WRITTEN PROBLEM
Report how many lines contain the word "count", with no other text.

--- RECORDS FOR PROCESSING ---

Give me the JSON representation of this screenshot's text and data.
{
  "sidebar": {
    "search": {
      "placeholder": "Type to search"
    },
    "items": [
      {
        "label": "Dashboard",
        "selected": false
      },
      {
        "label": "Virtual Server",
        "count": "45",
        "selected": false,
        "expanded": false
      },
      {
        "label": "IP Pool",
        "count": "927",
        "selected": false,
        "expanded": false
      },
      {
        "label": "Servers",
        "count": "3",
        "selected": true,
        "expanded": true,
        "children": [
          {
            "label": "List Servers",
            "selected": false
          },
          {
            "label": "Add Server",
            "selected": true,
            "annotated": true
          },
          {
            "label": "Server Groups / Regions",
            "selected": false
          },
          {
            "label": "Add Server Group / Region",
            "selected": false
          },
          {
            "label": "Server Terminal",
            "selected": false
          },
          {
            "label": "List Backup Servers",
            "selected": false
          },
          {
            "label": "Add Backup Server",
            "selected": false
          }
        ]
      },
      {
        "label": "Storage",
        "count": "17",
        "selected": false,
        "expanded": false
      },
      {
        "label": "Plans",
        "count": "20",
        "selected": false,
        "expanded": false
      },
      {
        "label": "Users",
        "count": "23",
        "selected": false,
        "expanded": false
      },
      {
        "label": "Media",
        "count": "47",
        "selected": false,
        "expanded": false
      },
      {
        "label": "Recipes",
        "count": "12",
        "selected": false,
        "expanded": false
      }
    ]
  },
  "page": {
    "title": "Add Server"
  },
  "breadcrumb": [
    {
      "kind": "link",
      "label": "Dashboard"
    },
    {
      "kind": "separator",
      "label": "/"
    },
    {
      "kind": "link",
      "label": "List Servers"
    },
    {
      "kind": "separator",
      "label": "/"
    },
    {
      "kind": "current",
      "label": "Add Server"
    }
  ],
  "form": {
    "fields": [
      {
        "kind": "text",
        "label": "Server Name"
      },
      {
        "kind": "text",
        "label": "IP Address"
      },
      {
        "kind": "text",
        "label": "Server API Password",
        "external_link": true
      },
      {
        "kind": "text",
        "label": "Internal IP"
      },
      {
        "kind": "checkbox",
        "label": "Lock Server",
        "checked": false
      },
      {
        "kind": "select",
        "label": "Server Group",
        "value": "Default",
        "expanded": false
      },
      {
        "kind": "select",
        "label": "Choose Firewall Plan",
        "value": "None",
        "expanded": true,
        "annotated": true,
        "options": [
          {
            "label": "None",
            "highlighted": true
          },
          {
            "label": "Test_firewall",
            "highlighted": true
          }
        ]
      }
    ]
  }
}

---

RESULT BELOW
8